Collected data
— begin —

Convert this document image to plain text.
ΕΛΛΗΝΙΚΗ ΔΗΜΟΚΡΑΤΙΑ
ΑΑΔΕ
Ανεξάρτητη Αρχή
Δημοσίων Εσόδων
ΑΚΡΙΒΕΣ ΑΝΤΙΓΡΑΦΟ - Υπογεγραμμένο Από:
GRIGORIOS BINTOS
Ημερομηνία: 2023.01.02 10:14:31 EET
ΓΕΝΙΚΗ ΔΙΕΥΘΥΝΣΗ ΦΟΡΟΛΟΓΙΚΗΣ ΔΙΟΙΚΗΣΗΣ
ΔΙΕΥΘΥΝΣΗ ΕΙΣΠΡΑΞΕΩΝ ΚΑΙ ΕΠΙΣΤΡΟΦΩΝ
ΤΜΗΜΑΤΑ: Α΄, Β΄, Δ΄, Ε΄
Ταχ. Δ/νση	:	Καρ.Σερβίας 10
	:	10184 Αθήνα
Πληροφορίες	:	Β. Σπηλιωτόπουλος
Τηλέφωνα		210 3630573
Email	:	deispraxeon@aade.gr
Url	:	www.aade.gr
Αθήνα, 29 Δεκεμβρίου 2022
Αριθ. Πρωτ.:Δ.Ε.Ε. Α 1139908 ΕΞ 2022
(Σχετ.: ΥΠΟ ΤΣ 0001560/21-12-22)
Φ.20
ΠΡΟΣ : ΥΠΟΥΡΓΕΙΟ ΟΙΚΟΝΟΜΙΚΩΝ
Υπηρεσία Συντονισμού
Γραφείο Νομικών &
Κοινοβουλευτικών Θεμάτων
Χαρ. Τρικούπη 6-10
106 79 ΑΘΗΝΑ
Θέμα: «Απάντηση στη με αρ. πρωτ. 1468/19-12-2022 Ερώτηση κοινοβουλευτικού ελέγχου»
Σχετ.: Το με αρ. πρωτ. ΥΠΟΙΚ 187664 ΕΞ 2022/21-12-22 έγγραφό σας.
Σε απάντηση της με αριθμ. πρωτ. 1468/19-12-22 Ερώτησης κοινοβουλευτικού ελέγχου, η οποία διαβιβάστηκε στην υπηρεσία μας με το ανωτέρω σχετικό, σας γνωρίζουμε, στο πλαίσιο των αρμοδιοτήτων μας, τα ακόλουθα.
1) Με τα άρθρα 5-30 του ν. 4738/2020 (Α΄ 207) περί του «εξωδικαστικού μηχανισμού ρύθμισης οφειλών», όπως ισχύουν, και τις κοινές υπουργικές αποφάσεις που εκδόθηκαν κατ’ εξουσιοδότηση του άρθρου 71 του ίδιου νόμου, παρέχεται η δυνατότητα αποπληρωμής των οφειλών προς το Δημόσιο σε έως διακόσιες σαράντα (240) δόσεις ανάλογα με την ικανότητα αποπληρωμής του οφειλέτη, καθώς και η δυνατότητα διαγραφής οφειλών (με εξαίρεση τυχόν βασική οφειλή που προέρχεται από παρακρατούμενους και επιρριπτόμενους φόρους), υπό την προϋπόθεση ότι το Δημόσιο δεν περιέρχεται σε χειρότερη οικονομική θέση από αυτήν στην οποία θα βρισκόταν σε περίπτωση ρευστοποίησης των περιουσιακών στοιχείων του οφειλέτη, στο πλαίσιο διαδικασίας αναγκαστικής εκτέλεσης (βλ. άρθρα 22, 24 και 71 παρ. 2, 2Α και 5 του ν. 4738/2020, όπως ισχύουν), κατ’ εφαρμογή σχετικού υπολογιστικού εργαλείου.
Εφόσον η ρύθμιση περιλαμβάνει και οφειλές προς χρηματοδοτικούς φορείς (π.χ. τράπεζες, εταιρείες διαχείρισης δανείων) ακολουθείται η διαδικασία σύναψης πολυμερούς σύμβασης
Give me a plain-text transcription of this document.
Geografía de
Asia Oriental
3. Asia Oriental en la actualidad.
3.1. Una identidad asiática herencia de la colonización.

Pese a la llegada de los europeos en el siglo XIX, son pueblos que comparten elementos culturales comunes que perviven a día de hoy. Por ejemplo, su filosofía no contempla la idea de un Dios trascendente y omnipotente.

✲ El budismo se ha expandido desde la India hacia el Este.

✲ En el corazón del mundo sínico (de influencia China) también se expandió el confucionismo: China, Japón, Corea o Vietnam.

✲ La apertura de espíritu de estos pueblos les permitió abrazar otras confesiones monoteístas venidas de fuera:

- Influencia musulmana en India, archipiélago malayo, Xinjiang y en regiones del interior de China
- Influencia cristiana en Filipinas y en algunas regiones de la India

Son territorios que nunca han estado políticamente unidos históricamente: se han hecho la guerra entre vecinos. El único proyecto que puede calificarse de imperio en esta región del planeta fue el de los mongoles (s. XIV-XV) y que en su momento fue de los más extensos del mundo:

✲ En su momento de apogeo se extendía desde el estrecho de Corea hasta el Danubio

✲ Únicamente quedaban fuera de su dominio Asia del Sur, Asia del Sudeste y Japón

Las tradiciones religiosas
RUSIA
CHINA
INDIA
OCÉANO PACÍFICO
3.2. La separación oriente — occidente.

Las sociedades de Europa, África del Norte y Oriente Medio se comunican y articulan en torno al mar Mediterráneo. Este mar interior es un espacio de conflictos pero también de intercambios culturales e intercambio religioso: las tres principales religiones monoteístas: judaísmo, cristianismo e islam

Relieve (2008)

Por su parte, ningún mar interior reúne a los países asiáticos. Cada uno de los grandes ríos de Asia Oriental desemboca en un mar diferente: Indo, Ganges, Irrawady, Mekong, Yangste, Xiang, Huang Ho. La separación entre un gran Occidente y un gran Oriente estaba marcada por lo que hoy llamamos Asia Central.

— end —

PROBLEM:
Transcribe the whole listing exactly.

RESPONSE TO THIS TASK:
Convert this document image to plain text.
ΕΛΛΗΝΙΚΗ ΔΗΜΟΚΡΑΤΙΑ
ΑΑΔΕ
Ανεξάρτητη Αρχή
Δημοσίων Εσόδων
ΑΚΡΙΒΕΣ ΑΝΤΙΓΡΑΦΟ - Υπογεγραμμένο Από:
GRIGORIOS BINTOS
Ημερομηνία: 2023.01.02 10:14:31 EET
ΓΕΝΙΚΗ ΔΙΕΥΘΥΝΣΗ ΦΟΡΟΛΟΓΙΚΗΣ ΔΙΟΙΚΗΣΗΣ
ΔΙΕΥΘΥΝΣΗ ΕΙΣΠΡΑΞΕΩΝ ΚΑΙ ΕΠΙΣΤΡΟΦΩΝ
ΤΜΗΜΑΤΑ: Α΄, Β΄, Δ΄, Ε΄
Ταχ. Δ/νση	:	Καρ.Σερβίας 10
	:	10184 Αθήνα
Πληροφορίες	:	Β. Σπηλιωτόπουλος
Τηλέφωνα		210 3630573
Email	:	deispraxeon@aade.gr
Url	:	www.aade.gr
Αθήνα, 29 Δεκεμβρίου 2022
Αριθ. Πρωτ.:Δ.Ε.Ε. Α 1139908 ΕΞ 2022
(Σχετ.: ΥΠΟ ΤΣ 0001560/21-12-22)
Φ.20
ΠΡΟΣ : ΥΠΟΥΡΓΕΙΟ ΟΙΚΟΝΟΜΙΚΩΝ
Υπηρεσία Συντονισμού
Γραφείο Νομικών &
Κοινοβουλευτικών Θεμάτων
Χαρ. Τρικούπη 6-10
106 79 ΑΘΗΝΑ
Θέμα: «Απάντηση στη με αρ. πρωτ. 1468/19-12-2022 Ερώτηση κοινοβουλευτικού ελέγχου»
Σχετ.: Το με αρ. πρωτ. ΥΠΟΙΚ 187664 ΕΞ 2022/21-12-22 έγγραφό σας.
Σε απάντηση της με αριθμ. πρωτ. 1468/19-12-22 Ερώτησης κοινοβουλευτικού ελέγχου, η οποία διαβιβάστηκε στην υπηρεσία μας με το ανωτέρω σχετικό, σας γνωρίζουμε, στο πλαίσιο των αρμοδιοτήτων μας, τα ακόλουθα.
1) Με τα άρθρα 5-30 του ν. 4738/2020 (Α΄ 207) περί του «εξωδικαστικού μηχανισμού ρύθμισης οφειλών», όπως ισχύουν, και τις κοινές υπουργικές αποφάσεις που εκδόθηκαν κατ’ εξουσιοδότηση του άρθρου 71 του ίδιου νόμου, παρέχεται η δυνατότητα αποπληρωμής των οφειλών προς το Δημόσιο σε έως διακόσιες σαράντα (240) δόσεις ανάλογα με την ικανότητα αποπληρωμής του οφειλέτη, καθώς και η δυνατότητα διαγραφής οφειλών (με εξαίρεση τυχόν βασική οφειλή που προέρχεται από παρακρατούμενους και επιρριπτόμενους φόρους), υπό την προϋπόθεση ότι το Δημόσιο δεν περιέρχεται σε χειρότερη οικονομική θέση από αυτήν στην οποία θα βρισκόταν σε περίπτωση ρευστοποίησης των περιουσιακών στοιχείων του οφειλέτη, στο πλαίσιο διαδικασίας αναγκαστικής εκτέλεσης (βλ. άρθρα 22, 24 και 71 παρ. 2, 2Α και 5 του ν. 4738/2020, όπως ισχύουν), κατ’ εφαρμογή σχετικού υπολογιστικού εργαλείου.
Εφόσον η ρύθμιση περιλαμβάνει και οφειλές προς χρηματοδοτικούς φορείς (π.χ. τράπεζες, εταιρείες διαχείρισης δανείων) ακολουθείται η διαδικασία σύναψης πολυμερούς σύμβασης
Give me a plain-text transcription of this document.
Geografía de
Asia Oriental
3. Asia Oriental en la actualidad.
3.1. Una identidad asiática herencia de la colonización.

Pese a la llegada de los europeos en el siglo XIX, son pueblos que comparten elementos culturales comunes que perviven a día de hoy. Por ejemplo, su filosofía no contempla la idea de un Dios trascendente y omnipotente.

✲ El budismo se ha expandido desde la India hacia el Este.

✲ En el corazón del mundo sínico (de influencia China) también se expandió el confucionismo: China, Japón, Corea o Vietnam.

✲ La apertura de espíritu de estos pueblos les permitió abrazar otras confesiones monoteístas venidas de fuera:

- Influencia musulmana en India, archipiélago malayo, Xinjiang y en regiones del interior de China
- Influencia cristiana en Filipinas y en algunas regiones de la India

Son territorios que nunca han estado políticamente unidos históricamente: se han hecho la guerra entre vecinos. El único proyecto que puede calificarse de imperio en esta región del planeta fue el de los mongoles (s. XIV-XV) y que en su momento fue de los más extensos del mundo:

✲ En su momento de apogeo se extendía desde el estrecho de Corea hasta el Danubio

✲ Únicamente quedaban fuera de su dominio Asia del Sur, Asia del Sudeste y Japón

Las tradiciones religiosas
RUSIA
CHINA
INDIA
OCÉANO PACÍFICO
3.2. La separación oriente — occidente.

Las sociedades de Europa, África del Norte y Oriente Medio se comunican y articulan en torno al mar Mediterráneo. Este mar interior es un espacio de conflictos pero también de intercambios culturales e intercambio religioso: las tres principales religiones monoteístas: judaísmo, cristianismo e islam

Relieve (2008)

Por su parte, ningún mar interior reúne a los países asiáticos. Cada uno de los grandes ríos de Asia Oriental desemboca en un mar diferente: Indo, Ganges, Irrawady, Mekong, Yangste, Xiang, Huang Ho. La separación entre un gran Occidente y un gran Oriente estaba marcada por lo que hoy llamamos Asia Central.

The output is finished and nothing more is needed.